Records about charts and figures
****************

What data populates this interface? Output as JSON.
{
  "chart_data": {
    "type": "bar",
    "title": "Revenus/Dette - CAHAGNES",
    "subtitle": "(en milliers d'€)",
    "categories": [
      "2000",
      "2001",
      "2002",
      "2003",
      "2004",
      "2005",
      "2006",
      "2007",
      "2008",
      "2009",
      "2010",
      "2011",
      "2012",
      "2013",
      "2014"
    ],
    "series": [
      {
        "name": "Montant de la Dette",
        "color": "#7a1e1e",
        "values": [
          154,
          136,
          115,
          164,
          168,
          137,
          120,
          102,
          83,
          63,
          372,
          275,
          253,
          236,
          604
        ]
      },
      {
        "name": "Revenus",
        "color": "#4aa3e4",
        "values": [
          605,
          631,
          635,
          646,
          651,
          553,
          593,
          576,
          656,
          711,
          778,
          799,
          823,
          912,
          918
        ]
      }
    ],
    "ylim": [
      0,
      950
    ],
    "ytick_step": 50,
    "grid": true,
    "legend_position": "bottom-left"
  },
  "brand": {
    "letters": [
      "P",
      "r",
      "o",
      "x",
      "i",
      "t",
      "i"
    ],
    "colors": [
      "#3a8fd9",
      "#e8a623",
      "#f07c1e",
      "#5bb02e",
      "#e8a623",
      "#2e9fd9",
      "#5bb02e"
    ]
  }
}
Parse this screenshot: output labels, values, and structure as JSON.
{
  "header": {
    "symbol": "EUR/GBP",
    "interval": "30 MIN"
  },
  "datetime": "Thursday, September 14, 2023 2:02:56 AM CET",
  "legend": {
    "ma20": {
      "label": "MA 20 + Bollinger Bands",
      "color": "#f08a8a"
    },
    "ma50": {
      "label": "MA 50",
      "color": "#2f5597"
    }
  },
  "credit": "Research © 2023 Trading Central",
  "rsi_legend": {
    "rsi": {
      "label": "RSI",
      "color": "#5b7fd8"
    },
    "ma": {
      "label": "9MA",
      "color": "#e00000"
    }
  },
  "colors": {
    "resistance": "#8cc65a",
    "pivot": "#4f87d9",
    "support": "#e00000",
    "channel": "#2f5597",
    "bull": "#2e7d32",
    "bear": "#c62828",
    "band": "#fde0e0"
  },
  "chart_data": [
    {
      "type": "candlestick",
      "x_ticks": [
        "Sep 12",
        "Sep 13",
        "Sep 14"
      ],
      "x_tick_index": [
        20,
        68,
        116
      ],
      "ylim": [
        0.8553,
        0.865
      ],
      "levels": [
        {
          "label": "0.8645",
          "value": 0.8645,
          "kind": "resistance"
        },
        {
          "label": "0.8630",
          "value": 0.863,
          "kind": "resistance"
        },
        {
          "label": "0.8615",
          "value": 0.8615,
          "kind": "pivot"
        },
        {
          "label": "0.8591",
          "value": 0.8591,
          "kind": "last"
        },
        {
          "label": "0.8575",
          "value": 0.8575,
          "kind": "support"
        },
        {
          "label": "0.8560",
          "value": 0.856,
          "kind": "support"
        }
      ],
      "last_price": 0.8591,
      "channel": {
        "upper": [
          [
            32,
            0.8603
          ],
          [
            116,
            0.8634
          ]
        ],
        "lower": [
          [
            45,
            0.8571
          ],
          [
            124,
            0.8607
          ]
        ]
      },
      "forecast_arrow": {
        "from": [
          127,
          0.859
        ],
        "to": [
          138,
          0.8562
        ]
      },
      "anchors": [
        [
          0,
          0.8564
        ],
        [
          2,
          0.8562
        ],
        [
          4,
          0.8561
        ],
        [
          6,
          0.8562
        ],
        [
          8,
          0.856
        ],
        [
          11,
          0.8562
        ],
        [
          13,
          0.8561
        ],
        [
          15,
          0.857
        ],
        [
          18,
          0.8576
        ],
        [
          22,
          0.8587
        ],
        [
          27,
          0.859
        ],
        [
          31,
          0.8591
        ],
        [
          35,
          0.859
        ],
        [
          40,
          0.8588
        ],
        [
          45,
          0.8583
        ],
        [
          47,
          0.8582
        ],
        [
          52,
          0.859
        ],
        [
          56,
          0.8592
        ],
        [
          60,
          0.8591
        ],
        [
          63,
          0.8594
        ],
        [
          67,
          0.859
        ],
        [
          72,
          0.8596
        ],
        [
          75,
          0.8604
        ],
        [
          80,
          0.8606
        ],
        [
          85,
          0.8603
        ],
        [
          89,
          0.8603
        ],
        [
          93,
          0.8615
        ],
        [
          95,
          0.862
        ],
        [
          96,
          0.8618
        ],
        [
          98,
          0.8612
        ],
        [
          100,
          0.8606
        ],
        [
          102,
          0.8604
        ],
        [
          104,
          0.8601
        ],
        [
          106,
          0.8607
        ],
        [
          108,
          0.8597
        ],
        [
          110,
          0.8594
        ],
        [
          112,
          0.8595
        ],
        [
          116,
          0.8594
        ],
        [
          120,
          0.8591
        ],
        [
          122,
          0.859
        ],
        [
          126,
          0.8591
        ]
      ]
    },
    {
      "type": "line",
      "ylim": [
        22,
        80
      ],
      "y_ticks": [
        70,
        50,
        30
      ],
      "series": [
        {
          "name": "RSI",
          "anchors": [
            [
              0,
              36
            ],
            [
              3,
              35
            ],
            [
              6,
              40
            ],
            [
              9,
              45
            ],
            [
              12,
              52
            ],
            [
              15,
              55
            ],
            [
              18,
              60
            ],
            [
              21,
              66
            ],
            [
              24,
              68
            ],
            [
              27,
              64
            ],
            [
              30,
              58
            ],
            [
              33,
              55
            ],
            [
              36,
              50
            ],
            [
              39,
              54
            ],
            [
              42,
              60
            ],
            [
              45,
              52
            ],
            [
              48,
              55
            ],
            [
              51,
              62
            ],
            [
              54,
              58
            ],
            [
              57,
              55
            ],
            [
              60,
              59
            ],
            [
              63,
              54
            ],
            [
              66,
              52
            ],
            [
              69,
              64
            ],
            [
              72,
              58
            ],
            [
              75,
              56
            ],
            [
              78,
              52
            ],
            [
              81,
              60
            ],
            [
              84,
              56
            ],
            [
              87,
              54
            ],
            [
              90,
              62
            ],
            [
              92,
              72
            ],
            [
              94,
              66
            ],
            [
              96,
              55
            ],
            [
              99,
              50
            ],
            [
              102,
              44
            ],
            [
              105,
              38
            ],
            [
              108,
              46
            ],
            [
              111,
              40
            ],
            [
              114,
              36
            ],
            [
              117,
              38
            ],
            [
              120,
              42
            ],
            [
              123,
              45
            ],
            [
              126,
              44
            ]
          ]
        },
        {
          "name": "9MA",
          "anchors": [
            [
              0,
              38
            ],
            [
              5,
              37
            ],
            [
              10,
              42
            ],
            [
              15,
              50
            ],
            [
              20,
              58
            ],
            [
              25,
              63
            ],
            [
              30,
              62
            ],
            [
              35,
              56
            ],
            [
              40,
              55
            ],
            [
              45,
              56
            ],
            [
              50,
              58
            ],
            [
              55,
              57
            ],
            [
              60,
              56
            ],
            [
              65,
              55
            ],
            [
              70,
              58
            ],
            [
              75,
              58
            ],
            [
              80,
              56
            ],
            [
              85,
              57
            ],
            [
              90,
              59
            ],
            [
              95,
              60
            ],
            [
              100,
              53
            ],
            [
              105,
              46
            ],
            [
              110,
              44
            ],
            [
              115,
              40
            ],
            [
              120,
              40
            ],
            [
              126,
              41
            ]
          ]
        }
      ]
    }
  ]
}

****************

§ **TASK PROMPT**: Return the listing above in full, character for character.

§ **ANSWER TO THIS EXERCISE**:
What data populates this interface? Output as JSON.
{
  "chart_data": {
    "type": "bar",
    "title": "Revenus/Dette - CAHAGNES",
    "subtitle": "(en milliers d'€)",
    "categories": [
      "2000",
      "2001",
      "2002",
      "2003",
      "2004",
      "2005",
      "2006",
      "2007",
      "2008",
      "2009",
      "2010",
      "2011",
      "2012",
      "2013",
      "2014"
    ],
    "series": [
      {
        "name": "Montant de la Dette",
        "color": "#7a1e1e",
        "values": [
          154,
          136,
          115,
          164,
          168,
          137,
          120,
          102,
          83,
          63,
          372,
          275,
          253,
          236,
          604
        ]
      },
      {
        "name": "Revenus",
        "color": "#4aa3e4",
        "values": [
          605,
          631,
          635,
          646,
          651,
          553,
          593,
          576,
          656,
          711,
          778,
          799,
          823,
          912,
          918
        ]
      }
    ],
    "ylim": [
      0,
      950
    ],
    "ytick_step": 50,
    "grid": true,
    "legend_position": "bottom-left"
  },
  "brand": {
    "letters": [
      "P",
      "r",
      "o",
      "x",
      "i",
      "t",
      "i"
    ],
    "colors": [
      "#3a8fd9",
      "#e8a623",
      "#f07c1e",
      "#5bb02e",
      "#e8a623",
      "#2e9fd9",
      "#5bb02e"
    ]
  }
}
Parse this screenshot: output labels, values, and structure as JSON.
{
  "header": {
    "symbol": "EUR/GBP",
    "interval": "30 MIN"
  },
  "datetime": "Thursday, September 14, 2023 2:02:56 AM CET",
  "legend": {
    "ma20": {
      "label": "MA 20 + Bollinger Bands",
      "color": "#f08a8a"
    },
    "ma50": {
      "label": "MA 50",
      "color": "#2f5597"
    }
  },
  "credit": "Research © 2023 Trading Central",
  "rsi_legend": {
    "rsi": {
      "label": "RSI",
      "color": "#5b7fd8"
    },
    "ma": {
      "label": "9MA",
      "color": "#e00000"
    }
  },
  "colors": {
    "resistance": "#8cc65a",
    "pivot": "#4f87d9",
    "support": "#e00000",
    "channel": "#2f5597",
    "bull": "#2e7d32",
    "bear": "#c62828",
    "band": "#fde0e0"
  },
  "chart_data": [
    {
      "type": "candlestick",
      "x_ticks": [
        "Sep 12",
        "Sep 13",
        "Sep 14"
      ],
      "x_tick_index": [
        20,
        68,
        116
      ],
      "ylim": [
        0.8553,
        0.865
      ],
      "levels": [
        {
          "label": "0.8645",
          "value": 0.8645,
          "kind": "resistance"
        },
        {
          "label": "0.8630",
          "value": 0.863,
          "kind": "resistance"
        },
        {
          "label": "0.8615",
          "value": 0.8615,
          "kind": "pivot"
        },
        {
          "label": "0.8591",
          "value": 0.8591,
          "kind": "last"
        },
        {
          "label": "0.8575",
          "value": 0.8575,
          "kind": "support"
        },
        {
          "label": "0.8560",
          "value": 0.856,
          "kind": "support"
        }
      ],
      "last_price": 0.8591,
      "channel": {
        "upper": [
          [
            32,
            0.8603
          ],
          [
            116,
            0.8634
          ]
        ],
        "lower": [
          [
            45,
            0.8571
          ],
          [
            124,
            0.8607
          ]
        ]
      },
      "forecast_arrow": {
        "from": [
          127,
          0.859
        ],
        "to": [
          138,
          0.8562
        ]
      },
      "anchors": [
        [
          0,
          0.8564
        ],
        [
          2,
          0.8562
        ],
        [
          4,
          0.8561
        ],
        [
          6,
          0.8562
        ],
        [
          8,
          0.856
        ],
        [
          11,
          0.8562
        ],
        [
          13,
          0.8561
        ],
        [
          15,
          0.857
        ],
        [
          18,
          0.8576
        ],
        [
          22,
          0.8587
        ],
        [
          27,
          0.859
        ],
        [
          31,
          0.8591
        ],
        [
          35,
          0.859
        ],
        [
          40,
          0.8588
        ],
        [
          45,
          0.8583
        ],
        [
          47,
          0.8582
        ],
        [
          52,
          0.859
        ],
        [
          56,
          0.8592
        ],
        [
          60,
          0.8591
        ],
        [
          63,
          0.8594
        ],
        [
          67,
          0.859
        ],
        [
          72,
          0.8596
        ],
        [
          75,
          0.8604
        ],
        [
          80,
          0.8606
        ],
        [
          85,
          0.8603
        ],
        [
          89,
          0.8603
        ],
        [
          93,
          0.8615
        ],
        [
          95,
          0.862
        ],
        [
          96,
          0.8618
        ],
        [
          98,
          0.8612
        ],
        [
          100,
          0.8606
        ],
        [
          102,
          0.8604
        ],
        [
          104,
          0.8601
        ],
        [
          106,
          0.8607
        ],
        [
          108,
          0.8597
        ],
        [
          110,
          0.8594
        ],
        [
          112,
          0.8595
        ],
        [
          116,
          0.8594
        ],
        [
          120,
          0.8591
        ],
        [
          122,
          0.859
        ],
        [
          126,
          0.8591
        ]
      ]
    },
    {
      "type": "line",
      "ylim": [
        22,
        80
      ],
      "y_ticks": [
        70,
        50,
        30
      ],
      "series": [
        {
          "name": "RSI",
          "anchors": [
            [
              0,
              36
            ],
            [
              3,
              35
            ],
            [
              6,
              40
            ],
            [
              9,
              45
            ],
            [
              12,
              52
            ],
            [
              15,
              55
            ],
            [
              18,
              60
            ],
            [
              21,
              66
            ],
            [
              24,
              68
            ],
            [
              27,
              64
            ],
            [
              30,
              58
            ],
            [
              33,
              55
            ],
            [
              36,
              50
            ],
            [
              39,
              54
            ],
            [
              42,
              60
            ],
            [
              45,
              52
            ],
            [
              48,
              55
            ],
            [
              51,
              62
            ],
            [
              54,
              58
            ],
            [
              57,
              55
            ],
            [
              60,
              59
            ],
            [
              63,
              54
            ],
            [
              66,
              52
            ],
            [
              69,
              64
            ],
            [
              72,
              58
            ],
            [
              75,
              56
            ],
            [
              78,
              52
            ],
            [
              81,
              60
            ],
            [
              84,
              56
            ],
            [
              87,
              54
            ],
            [
              90,
              62
            ],
            [
              92,
              72
            ],
            [
              94,
              66
            ],
            [
              96,
              55
            ],
            [
              99,
              50
            ],
            [
              102,
              44
            ],
            [
              105,
              38
            ],
            [
              108,
              46
            ],
            [
              111,
              40
            ],
            [
              114,
              36
            ],
            [
              117,
              38
            ],
            [
              120,
              42
            ],
            [
              123,
              45
            ],
            [
              126,
              44
            ]
          ]
        },
        {
          "name": "9MA",
          "anchors": [
            [
              0,
              38
            ],
            [
              5,
              37
            ],
            [
              10,
              42
            ],
            [
              15,
              50
            ],
            [
              20,
              58
            ],
            [
              25,
              63
            ],
            [
              30,
              62
            ],
            [
              35,
              56
            ],
            [
              40,
              55
            ],
            [
              45,
              56
            ],
            [
              50,
              58
            ],
            [
              55,
              57
            ],
            [
              60,
              56
            ],
            [
              65,
              55
            ],
            [
              70,
              58
            ],
            [
              75,
              58
            ],
            [
              80,
              56
            ],
            [
              85,
              57
            ],
            [
              90,
              59
            ],
            [
              95,
              60
            ],
            [
              100,
              53
            ],
            [
              105,
              46
            ],
            [
              110,
              44
            ],
            [
              115,
              40
            ],
            [
              120,
              40
            ],
            [
              126,
              41
            ]
          ]
        }
      ]
    }
  ]
}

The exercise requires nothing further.